[Dataset records]
··········
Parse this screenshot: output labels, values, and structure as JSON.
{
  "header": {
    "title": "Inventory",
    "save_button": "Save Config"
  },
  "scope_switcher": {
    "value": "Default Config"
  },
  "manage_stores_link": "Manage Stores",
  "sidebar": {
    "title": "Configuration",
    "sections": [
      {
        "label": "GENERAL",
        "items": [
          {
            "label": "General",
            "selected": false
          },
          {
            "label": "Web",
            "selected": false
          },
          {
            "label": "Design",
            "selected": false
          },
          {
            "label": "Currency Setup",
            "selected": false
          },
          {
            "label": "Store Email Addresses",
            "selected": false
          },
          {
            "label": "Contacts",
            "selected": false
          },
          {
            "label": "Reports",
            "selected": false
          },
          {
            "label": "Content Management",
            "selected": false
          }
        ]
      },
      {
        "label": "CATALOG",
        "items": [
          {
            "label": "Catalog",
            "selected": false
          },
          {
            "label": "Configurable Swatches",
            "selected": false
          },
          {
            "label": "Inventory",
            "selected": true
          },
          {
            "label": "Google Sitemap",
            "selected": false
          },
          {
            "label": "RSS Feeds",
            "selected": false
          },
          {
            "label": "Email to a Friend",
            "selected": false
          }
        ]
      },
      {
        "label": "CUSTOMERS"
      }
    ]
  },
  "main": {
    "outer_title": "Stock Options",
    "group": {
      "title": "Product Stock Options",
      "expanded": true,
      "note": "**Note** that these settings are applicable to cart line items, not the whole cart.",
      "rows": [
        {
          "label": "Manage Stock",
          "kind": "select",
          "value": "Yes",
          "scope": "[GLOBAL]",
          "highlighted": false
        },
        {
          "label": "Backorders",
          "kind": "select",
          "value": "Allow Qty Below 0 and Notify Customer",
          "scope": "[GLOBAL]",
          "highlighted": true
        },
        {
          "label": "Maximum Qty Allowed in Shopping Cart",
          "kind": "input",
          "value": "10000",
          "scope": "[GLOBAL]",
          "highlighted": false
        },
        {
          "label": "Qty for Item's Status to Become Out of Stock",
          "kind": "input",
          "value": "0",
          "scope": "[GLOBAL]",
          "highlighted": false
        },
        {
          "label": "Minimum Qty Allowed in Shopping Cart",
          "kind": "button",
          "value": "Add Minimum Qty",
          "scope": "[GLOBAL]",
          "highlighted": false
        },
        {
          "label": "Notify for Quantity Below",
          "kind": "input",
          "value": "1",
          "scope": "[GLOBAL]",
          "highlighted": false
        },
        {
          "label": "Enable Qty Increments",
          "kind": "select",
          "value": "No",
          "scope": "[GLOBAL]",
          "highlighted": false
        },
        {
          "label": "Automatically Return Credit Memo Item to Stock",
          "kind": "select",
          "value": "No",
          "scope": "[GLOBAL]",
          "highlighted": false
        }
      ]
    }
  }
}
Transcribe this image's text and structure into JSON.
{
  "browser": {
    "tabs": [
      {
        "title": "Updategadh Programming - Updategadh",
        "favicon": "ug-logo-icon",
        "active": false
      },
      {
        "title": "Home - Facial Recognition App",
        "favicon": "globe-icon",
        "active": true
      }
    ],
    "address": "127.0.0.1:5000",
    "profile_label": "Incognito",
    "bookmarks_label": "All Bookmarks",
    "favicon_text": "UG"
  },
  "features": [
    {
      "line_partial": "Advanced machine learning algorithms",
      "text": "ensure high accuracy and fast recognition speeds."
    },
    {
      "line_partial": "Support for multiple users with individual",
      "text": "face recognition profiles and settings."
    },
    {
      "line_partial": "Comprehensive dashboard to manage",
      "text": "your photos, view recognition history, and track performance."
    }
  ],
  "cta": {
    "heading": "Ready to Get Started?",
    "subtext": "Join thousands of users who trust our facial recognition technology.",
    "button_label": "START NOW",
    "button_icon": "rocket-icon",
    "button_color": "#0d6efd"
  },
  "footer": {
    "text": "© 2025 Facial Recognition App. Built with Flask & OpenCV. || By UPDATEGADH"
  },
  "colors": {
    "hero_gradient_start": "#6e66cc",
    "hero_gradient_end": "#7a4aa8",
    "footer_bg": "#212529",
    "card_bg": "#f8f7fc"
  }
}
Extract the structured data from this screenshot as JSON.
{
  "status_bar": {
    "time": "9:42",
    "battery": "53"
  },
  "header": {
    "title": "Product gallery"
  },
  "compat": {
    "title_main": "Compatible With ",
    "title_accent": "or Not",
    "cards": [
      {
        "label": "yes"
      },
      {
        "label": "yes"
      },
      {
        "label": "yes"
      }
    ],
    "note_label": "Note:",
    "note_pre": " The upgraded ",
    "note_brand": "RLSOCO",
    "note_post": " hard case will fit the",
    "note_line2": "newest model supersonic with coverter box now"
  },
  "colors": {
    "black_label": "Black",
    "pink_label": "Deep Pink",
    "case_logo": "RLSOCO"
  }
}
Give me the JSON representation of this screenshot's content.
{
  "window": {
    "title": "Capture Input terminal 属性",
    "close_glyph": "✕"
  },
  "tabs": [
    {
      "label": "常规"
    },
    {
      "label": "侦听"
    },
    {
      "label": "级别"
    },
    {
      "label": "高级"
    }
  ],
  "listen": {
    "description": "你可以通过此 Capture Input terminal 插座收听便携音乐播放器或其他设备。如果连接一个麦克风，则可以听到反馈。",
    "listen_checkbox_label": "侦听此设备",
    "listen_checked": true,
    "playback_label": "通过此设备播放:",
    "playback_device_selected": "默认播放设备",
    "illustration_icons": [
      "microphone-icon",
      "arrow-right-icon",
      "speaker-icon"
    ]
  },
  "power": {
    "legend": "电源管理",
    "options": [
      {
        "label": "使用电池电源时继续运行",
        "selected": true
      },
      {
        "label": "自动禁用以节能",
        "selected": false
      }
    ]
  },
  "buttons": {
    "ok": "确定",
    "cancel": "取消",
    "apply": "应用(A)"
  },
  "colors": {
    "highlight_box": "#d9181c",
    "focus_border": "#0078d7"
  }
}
··········
Pick out, from the lines above, every one that contains the string "users".

      "line_partial": "Support for multiple users with individual",
    "subtext": "Join thousands of users who trust our facial recognition technology.",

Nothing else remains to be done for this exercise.